### Exercise requirements
Rewrite the lines below, replacing every occurrence of "map-tree-icon" with "map-palm-icon" and leaving everything else unchanged.

### Listed entries
★ ★ ★ ★ ★

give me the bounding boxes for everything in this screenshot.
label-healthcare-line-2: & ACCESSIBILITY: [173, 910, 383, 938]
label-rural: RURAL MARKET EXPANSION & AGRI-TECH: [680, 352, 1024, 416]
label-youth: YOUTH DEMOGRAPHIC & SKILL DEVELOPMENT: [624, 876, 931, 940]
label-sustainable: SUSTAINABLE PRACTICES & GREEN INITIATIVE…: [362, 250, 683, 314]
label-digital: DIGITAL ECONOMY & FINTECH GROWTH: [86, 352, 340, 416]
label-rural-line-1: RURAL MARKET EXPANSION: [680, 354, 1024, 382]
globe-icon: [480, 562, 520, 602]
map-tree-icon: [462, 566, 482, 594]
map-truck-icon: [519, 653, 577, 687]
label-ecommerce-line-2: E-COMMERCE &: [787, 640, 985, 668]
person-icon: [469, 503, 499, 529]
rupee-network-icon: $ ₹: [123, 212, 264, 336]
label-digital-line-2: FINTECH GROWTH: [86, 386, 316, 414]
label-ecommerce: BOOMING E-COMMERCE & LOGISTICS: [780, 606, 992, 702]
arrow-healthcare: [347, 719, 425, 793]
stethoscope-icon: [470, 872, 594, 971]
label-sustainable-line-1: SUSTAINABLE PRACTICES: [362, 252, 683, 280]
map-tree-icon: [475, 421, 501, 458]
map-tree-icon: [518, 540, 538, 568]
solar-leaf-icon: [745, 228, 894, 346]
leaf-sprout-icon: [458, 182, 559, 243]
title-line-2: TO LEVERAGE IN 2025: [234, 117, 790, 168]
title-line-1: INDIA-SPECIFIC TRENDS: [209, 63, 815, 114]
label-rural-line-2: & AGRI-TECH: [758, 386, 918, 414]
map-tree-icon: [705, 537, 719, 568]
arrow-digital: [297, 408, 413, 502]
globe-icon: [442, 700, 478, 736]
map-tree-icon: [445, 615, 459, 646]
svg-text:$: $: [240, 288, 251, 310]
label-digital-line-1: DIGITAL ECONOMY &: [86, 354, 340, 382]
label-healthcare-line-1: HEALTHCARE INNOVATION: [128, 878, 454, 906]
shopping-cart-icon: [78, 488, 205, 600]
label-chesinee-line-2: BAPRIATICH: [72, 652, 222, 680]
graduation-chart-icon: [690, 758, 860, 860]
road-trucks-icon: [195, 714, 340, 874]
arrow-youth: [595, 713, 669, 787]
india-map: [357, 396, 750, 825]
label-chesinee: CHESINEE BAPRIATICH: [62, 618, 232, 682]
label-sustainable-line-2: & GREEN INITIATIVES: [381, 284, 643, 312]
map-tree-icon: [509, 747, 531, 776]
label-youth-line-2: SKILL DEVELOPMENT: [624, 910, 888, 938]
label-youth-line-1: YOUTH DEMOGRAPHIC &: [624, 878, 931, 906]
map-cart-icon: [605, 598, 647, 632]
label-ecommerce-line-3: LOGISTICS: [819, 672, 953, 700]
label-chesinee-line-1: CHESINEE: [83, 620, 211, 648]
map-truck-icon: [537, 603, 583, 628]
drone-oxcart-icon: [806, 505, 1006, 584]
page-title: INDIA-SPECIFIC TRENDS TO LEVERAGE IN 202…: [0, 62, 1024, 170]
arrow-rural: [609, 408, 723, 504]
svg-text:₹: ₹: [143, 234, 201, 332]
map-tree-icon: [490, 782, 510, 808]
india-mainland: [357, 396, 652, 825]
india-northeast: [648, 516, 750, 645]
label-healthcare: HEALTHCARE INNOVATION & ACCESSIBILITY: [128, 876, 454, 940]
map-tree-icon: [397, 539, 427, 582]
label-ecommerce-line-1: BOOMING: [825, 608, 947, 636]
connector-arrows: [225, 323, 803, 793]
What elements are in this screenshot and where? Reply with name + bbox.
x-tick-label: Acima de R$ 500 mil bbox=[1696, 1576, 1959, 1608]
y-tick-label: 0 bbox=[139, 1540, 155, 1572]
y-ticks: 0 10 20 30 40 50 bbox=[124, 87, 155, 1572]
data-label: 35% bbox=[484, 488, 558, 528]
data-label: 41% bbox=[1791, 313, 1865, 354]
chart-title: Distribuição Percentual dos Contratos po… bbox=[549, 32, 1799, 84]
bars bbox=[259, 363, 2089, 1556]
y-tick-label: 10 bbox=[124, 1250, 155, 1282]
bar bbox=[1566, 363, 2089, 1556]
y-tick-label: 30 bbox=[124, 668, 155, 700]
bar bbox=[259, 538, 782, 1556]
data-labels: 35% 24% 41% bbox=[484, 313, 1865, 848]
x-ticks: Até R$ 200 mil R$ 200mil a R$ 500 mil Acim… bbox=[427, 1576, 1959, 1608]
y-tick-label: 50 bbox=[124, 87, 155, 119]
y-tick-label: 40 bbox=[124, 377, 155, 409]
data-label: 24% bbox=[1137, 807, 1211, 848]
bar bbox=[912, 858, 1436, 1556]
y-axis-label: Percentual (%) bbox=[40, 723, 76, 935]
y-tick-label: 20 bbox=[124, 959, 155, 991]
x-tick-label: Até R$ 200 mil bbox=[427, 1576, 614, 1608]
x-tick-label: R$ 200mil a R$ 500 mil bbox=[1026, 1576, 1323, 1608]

★ ★ ★ ★ ★

### Written solution
give me the bounding boxes for everything in this screenshot.
label-healthcare-line-2: & ACCESSIBILITY: [173, 910, 383, 938]
label-rural: RURAL MARKET EXPANSION & AGRI-TECH: [680, 352, 1024, 416]
label-youth: YOUTH DEMOGRAPHIC & SKILL DEVELOPMENT: [624, 876, 931, 940]
label-sustainable: SUSTAINABLE PRACTICES & GREEN INITIATIVE…: [362, 250, 683, 314]
label-digital: DIGITAL ECONOMY & FINTECH GROWTH: [86, 352, 340, 416]
label-rural-line-1: RURAL MARKET EXPANSION: [680, 354, 1024, 382]
globe-icon: [480, 562, 520, 602]
map-palm-icon: [462, 566, 482, 594]
map-truck-icon: [519, 653, 577, 687]
label-ecommerce-line-2: E-COMMERCE &: [787, 640, 985, 668]
person-icon: [469, 503, 499, 529]
rupee-network-icon: $ ₹: [123, 212, 264, 336]
label-digital-line-2: FINTECH GROWTH: [86, 386, 316, 414]
label-ecommerce: BOOMING E-COMMERCE & LOGISTICS: [780, 606, 992, 702]
arrow-healthcare: [347, 719, 425, 793]
stethoscope-icon: [470, 872, 594, 971]
label-sustainable-line-1: SUSTAINABLE PRACTICES: [362, 252, 683, 280]
map-palm-icon: [475, 421, 501, 458]
map-palm-icon: [518, 540, 538, 568]
solar-leaf-icon: [745, 228, 894, 346]
leaf-sprout-icon: [458, 182, 559, 243]
title-line-2: TO LEVERAGE IN 2025: [234, 117, 790, 168]
title-line-1: INDIA-SPECIFIC TRENDS: [209, 63, 815, 114]
label-rural-line-2: & AGRI-TECH: [758, 386, 918, 414]
map-palm-icon: [705, 537, 719, 568]
arrow-digital: [297, 408, 413, 502]
globe-icon: [442, 700, 478, 736]
map-palm-icon: [445, 615, 459, 646]
svg-text:$: $: [240, 288, 251, 310]
label-digital-line-1: DIGITAL ECONOMY &: [86, 354, 340, 382]
label-healthcare-line-1: HEALTHCARE INNOVATION: [128, 878, 454, 906]
shopping-cart-icon: [78, 488, 205, 600]
label-chesinee-line-2: BAPRIATICH: [72, 652, 222, 680]
graduation-chart-icon: [690, 758, 860, 860]
road-trucks-icon: [195, 714, 340, 874]
arrow-youth: [595, 713, 669, 787]
india-map: [357, 396, 750, 825]
label-chesinee: CHESINEE BAPRIATICH: [62, 618, 232, 682]
label-sustainable-line-2: & GREEN INITIATIVES: [381, 284, 643, 312]
map-palm-icon: [509, 747, 531, 776]
label-youth-line-2: SKILL DEVELOPMENT: [624, 910, 888, 938]
label-youth-line-1: YOUTH DEMOGRAPHIC &: [624, 878, 931, 906]
map-cart-icon: [605, 598, 647, 632]
label-ecommerce-line-3: LOGISTICS: [819, 672, 953, 700]
label-chesinee-line-1: CHESINEE: [83, 620, 211, 648]
map-truck-icon: [537, 603, 583, 628]
drone-oxcart-icon: [806, 505, 1006, 584]
page-title: INDIA-SPECIFIC TRENDS TO LEVERAGE IN 202…: [0, 62, 1024, 170]
arrow-rural: [609, 408, 723, 504]
svg-text:₹: ₹: [143, 234, 201, 332]
map-palm-icon: [490, 782, 510, 808]
india-mainland: [357, 396, 652, 825]
india-northeast: [648, 516, 750, 645]
label-healthcare: HEALTHCARE INNOVATION & ACCESSIBILITY: [128, 876, 454, 940]
map-palm-icon: [397, 539, 427, 582]
label-ecommerce-line-1: BOOMING: [825, 608, 947, 636]
connector-arrows: [225, 323, 803, 793]
What elements are in this screenshot and where? Reply with name + bbox.
x-tick-label: Acima de R$ 500 mil bbox=[1696, 1576, 1959, 1608]
y-tick-label: 0 bbox=[139, 1540, 155, 1572]
y-ticks: 0 10 20 30 40 50 bbox=[124, 87, 155, 1572]
data-label: 35% bbox=[484, 488, 558, 528]
data-label: 41% bbox=[1791, 313, 1865, 354]
chart-title: Distribuição Percentual dos Contratos po… bbox=[549, 32, 1799, 84]
bars bbox=[259, 363, 2089, 1556]
y-tick-label: 10 bbox=[124, 1250, 155, 1282]
bar bbox=[1566, 363, 2089, 1556]
y-tick-label: 30 bbox=[124, 668, 155, 700]
bar bbox=[259, 538, 782, 1556]
data-labels: 35% 24% 41% bbox=[484, 313, 1865, 848]
x-ticks: Até R$ 200 mil R$ 200mil a R$ 500 mil Acim… bbox=[427, 1576, 1959, 1608]
y-tick-label: 50 bbox=[124, 87, 155, 119]
y-tick-label: 40 bbox=[124, 377, 155, 409]
data-label: 24% bbox=[1137, 807, 1211, 848]
bar bbox=[912, 858, 1436, 1556]
y-axis-label: Percentual (%) bbox=[40, 723, 76, 935]
y-tick-label: 20 bbox=[124, 959, 155, 991]
x-tick-label: Até R$ 200 mil bbox=[427, 1576, 614, 1608]
x-tick-label: R$ 200mil a R$ 500 mil bbox=[1026, 1576, 1323, 1608]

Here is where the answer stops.